=== MATERIAL SUPPLIED ===

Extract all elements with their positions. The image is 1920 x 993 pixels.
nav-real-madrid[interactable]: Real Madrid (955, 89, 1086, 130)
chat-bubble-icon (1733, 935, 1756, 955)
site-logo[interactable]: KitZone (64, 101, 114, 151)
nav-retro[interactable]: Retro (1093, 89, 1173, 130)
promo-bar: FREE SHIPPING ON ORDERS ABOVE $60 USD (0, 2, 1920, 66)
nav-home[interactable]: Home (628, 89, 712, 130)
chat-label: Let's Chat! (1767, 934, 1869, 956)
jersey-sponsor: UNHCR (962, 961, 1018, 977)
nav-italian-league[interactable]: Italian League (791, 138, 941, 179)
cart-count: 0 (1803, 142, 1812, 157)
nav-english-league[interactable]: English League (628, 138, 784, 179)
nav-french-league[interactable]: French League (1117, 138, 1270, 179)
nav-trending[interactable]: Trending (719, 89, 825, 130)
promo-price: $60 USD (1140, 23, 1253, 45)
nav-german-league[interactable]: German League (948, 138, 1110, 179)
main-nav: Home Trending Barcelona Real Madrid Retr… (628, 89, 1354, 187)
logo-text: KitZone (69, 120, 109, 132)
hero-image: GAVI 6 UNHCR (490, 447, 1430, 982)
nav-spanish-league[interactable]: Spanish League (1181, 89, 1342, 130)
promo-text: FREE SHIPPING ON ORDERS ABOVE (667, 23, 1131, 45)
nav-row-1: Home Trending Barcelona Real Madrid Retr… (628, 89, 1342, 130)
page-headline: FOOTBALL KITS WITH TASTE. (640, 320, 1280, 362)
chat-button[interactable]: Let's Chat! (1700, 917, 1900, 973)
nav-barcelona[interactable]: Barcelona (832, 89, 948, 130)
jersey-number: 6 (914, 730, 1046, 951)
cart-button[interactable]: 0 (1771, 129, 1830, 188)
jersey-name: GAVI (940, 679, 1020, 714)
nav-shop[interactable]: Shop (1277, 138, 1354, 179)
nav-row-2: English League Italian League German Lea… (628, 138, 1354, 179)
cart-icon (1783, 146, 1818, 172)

===

INSTRUCTIONS FOR THE TASK:
Locate every line in the items above that contains the string "Madrid", and copy each such line. The match is case-sensitive.

RESULT BELOW:
nav-real-madrid[interactable]: Real Madrid (955, 89, 1086, 130)
main-nav: Home Trending Barcelona Real Madrid Retr… (628, 89, 1354, 187)
nav-row-1: Home Trending Barcelona Real Madrid Retr… (628, 89, 1342, 130)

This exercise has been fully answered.